### AIM
Continue the blog post below on mentoring undergraduate science researchers in faith-based virtue practices, starting after its last sentence.

### DOCUMENT EXTRACT
BEGIN
Mentoring for the Cultivation of Virtue in the Sciences

Part of a series of posts written by a team of faculty and students at Calvin University who are developing a curriculum to support team-based research. Their hope is that this blog series will spark a dialog about measures of success that are not typically prioritized in scholarly work and ways this project could be expanded to other colleges and universities, both within and beyond the Christian tradition. This post was written by Rachael Baker, Julie Yonker, and Amy Wilstermann.

In the first three blogs in this series, we introduced our Team Sciences and Christian Practices project—an initiative aimed at preparing undergraduate scientists-in-training to work effectively in interdisciplinary environments through the development of faith-based virtue practices. Many students in the sciences have a narrow view of vocation that overemphasizes the value and importance of their paid work and their productivity in those spaces. Through the intentional and explicit inclusion of Christian Practices in a research experience, we hope to help students better understand that living vocationally transcends the work we do and encompasses discerning and prioritizing who we want to be as individuals and community members in work (and other) environments. Our curriculum aims to encourage students to think more deeply about what it means to engage fully in community and to equip them to do so in current and future research settings, classrooms, their local community, and beyond. In this last post we describe how we prepare faculty to discuss, model, and encourage employment of faith-based virtue practices in their undergraduate research settings and how we are assessing the impact of our curriculum.

Our current curriculum materials are intended to be used in an undergraduate research setting led by a faculty mentor. While much of the curriculum is self-guided, mentors are expected to lead discussions about the role of virtue practices in character and team development in team science settings once a week. Faculty are also strongly encouraged to employ the practices in their own work because, as noted in an earlier blog, it is difficult to teach practices effectively without also modeling them for students.
END
### ENTRIES
BEGIN
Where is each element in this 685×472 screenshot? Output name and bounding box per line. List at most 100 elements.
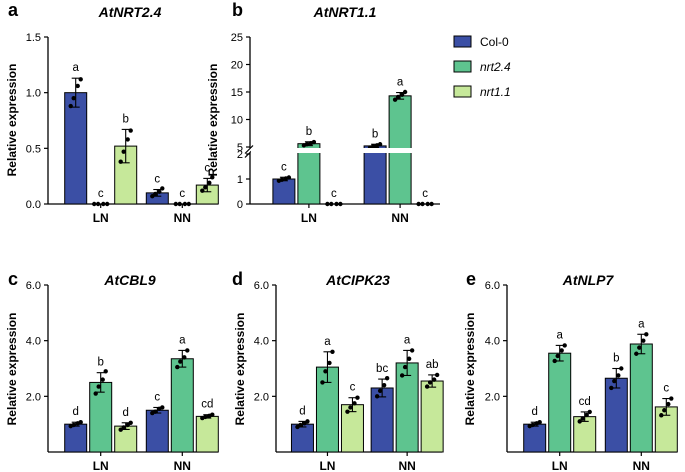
panel-d: d AtCIPK23 Relative expression 2.0 4.0 6.0 LN d… bbox=[232, 269, 444, 472]
data-point bbox=[424, 384, 430, 389]
x-tick-label-LN: LN bbox=[93, 211, 109, 225]
data-point bbox=[637, 345, 642, 350]
bar-e-LN-nrt1.1 bbox=[573, 416, 597, 453]
panel-label-e: e bbox=[466, 269, 476, 289]
significance-letter: a bbox=[72, 62, 79, 74]
data-point bbox=[325, 201, 330, 207]
data-point bbox=[103, 369, 108, 374]
data-point bbox=[580, 416, 585, 421]
significance-letter: c bbox=[98, 188, 104, 200]
axis-break-gap bbox=[251, 148, 441, 153]
y-tick-label: 1.0 bbox=[26, 88, 41, 100]
bar-e-NN-Col-0 bbox=[604, 377, 628, 453]
data-point bbox=[78, 77, 83, 82]
bar-b-LN-Col-0 bbox=[272, 178, 296, 205]
bar-c-LN-nrt2.4 bbox=[89, 381, 113, 453]
data-point bbox=[71, 96, 76, 101]
panel-title-d: AtCIPK23 bbox=[325, 272, 390, 288]
data-point bbox=[434, 372, 440, 378]
data-point bbox=[279, 177, 285, 182]
data-point bbox=[100, 377, 105, 382]
data-point bbox=[377, 142, 383, 147]
data-point bbox=[555, 353, 560, 359]
significance-letter: d bbox=[72, 406, 78, 418]
data-point bbox=[71, 422, 76, 428]
significance-letter: d bbox=[122, 407, 128, 419]
data-point bbox=[304, 142, 310, 147]
panel-label-d: d bbox=[232, 269, 243, 289]
data-point bbox=[153, 191, 158, 197]
legend-label-nrt2.4: nrt2.4 bbox=[480, 60, 511, 74]
data-point bbox=[95, 201, 101, 207]
significance-letter: c bbox=[281, 161, 287, 173]
y-tick-label: 10 bbox=[231, 115, 243, 127]
data-point bbox=[399, 373, 405, 378]
data-point bbox=[425, 201, 430, 207]
data-point bbox=[662, 408, 667, 413]
significance-letter: a bbox=[397, 77, 404, 89]
data-point bbox=[311, 139, 317, 145]
data-point bbox=[562, 343, 567, 348]
data-point bbox=[584, 412, 589, 418]
data-point bbox=[157, 189, 162, 194]
y-tick-label: 4.0 bbox=[254, 336, 269, 348]
data-point bbox=[210, 175, 215, 180]
data-point bbox=[207, 180, 212, 186]
data-point bbox=[320, 380, 325, 385]
significance-letter: b bbox=[97, 357, 103, 369]
bar-c-NN-nrt2.4 bbox=[170, 358, 194, 453]
bar-a-LN-Col-0 bbox=[64, 92, 88, 205]
y-tick-label: 4.0 bbox=[26, 336, 41, 348]
data-point bbox=[128, 128, 133, 133]
data-point bbox=[381, 383, 387, 388]
bar-d-NN-nrt2.4 bbox=[395, 362, 419, 453]
data-point bbox=[641, 338, 646, 343]
data-point bbox=[552, 358, 557, 364]
y-tick-label: 5 bbox=[237, 142, 243, 154]
data-point bbox=[666, 401, 671, 407]
data-point bbox=[160, 186, 165, 191]
data-point bbox=[619, 366, 624, 371]
y-tick-label: 2 bbox=[237, 149, 243, 161]
data-point bbox=[659, 413, 664, 418]
panel-title-b: AtNRT1.1 bbox=[313, 4, 377, 20]
data-point bbox=[92, 201, 97, 207]
data-point bbox=[355, 395, 360, 400]
data-point bbox=[323, 369, 328, 374]
significance-letter: c bbox=[350, 382, 356, 394]
significance-letter: c bbox=[179, 188, 185, 200]
data-point bbox=[210, 412, 215, 417]
data-point bbox=[286, 175, 292, 180]
data-point bbox=[118, 159, 123, 164]
x-tick-label-LN: LN bbox=[93, 459, 109, 472]
data-point bbox=[178, 359, 183, 364]
legend: Col-0 nrt2.4 nrt1.1 bbox=[453, 35, 511, 99]
data-point bbox=[75, 83, 80, 89]
data-point bbox=[431, 377, 437, 382]
x-tick-label-NN: NN bbox=[174, 459, 191, 472]
panel-a: a AtNRT2.4 Relative expression 0.0 0.5 1.0 1.5… bbox=[5, 0, 219, 225]
significance-letter: b bbox=[372, 128, 378, 140]
data-point bbox=[616, 373, 621, 378]
y-tick-label: 15 bbox=[231, 87, 243, 99]
data-point bbox=[118, 427, 123, 432]
y-tick-label: 1.5 bbox=[26, 32, 41, 44]
data-point bbox=[669, 396, 674, 401]
data-point bbox=[175, 364, 180, 370]
data-point bbox=[160, 405, 165, 410]
data-point bbox=[416, 201, 421, 207]
data-point bbox=[121, 425, 126, 430]
data-point bbox=[203, 414, 208, 420]
x-tick-label-NN: NN bbox=[398, 459, 415, 472]
significance-letter: a bbox=[556, 329, 563, 341]
data-point bbox=[203, 185, 208, 190]
data-point bbox=[612, 378, 617, 384]
y-tick-label: 2.0 bbox=[485, 391, 500, 403]
legend-swatch-nrt1.1 bbox=[453, 85, 472, 98]
data-point bbox=[177, 201, 182, 207]
x-tick-label-NN: NN bbox=[174, 211, 191, 225]
significance-letter: a bbox=[404, 334, 411, 346]
panels-layer: a AtNRT2.4 Relative expression 0.0 0.5 1.0 1.5… bbox=[5, 0, 678, 472]
y-tick-label: 4.0 bbox=[485, 336, 500, 348]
END
### EXERCISE RESPONSE
To equip mentors to engage students in discussions about the practices and to help them envision how they might implement them in their research spaces, we hosted two faculty development workshops at Calvin University in the spring. The first workshop provided a framework for the project. Mentors were introduced to 

  • the driving question: how do we limit team science challenges and increase team science benefits?,
  • the hypothesis: thriving community provides an environment that facilitates success in team science, and 
  • the method: development of virtue practices among scientists-in-training that promote character development and thriving community.

Mentors were also introduced to individual and community practices included in the curriculum and provided with examples of how we have employed and encouraged the use of these practices in our research space. 

During our workshop, many faculty mentors realized they are already employing several of these practices and implementing the curriculum would not require a significant change in the management of their research spaces. What did need to change, however, was the way the students experienced the practices. Mentors needed to bring attention to the practices they were employing and be explicit about why they were doing so and what value each practice carried. Mentors also discovered that they needed to think carefully about how they would help students develop and employ practices in a research setting as they were learning about the practices through engagement with the curriculum.

To encourage faculty mentors to carefully consider how they would accomplish these tasks and how the tasks fit with overall research and mentoring goals, we asked them to complete the following activities:

  • Write a vision statement for their research team containing these elements: overarching research goal, mentoring goals, community goals (virtue practice integration).
  • Develop a practical plan for implementing various virtue practices in their research space.

At the second faculty workshop, mentors shared their vision statements and implementation plans. Our discussions were fruitful, providing opportunities for mentors to hear new ideas, hone one another’s plans, and think together to identify innovative strategies for practice development and implementation. This was a powerful opportunity for faculty to articulate hopes they have for their students related to living lives of meaning and purpose (a vocational question) and how their time in the research lab fit into the development and growth toward that larger vocational development.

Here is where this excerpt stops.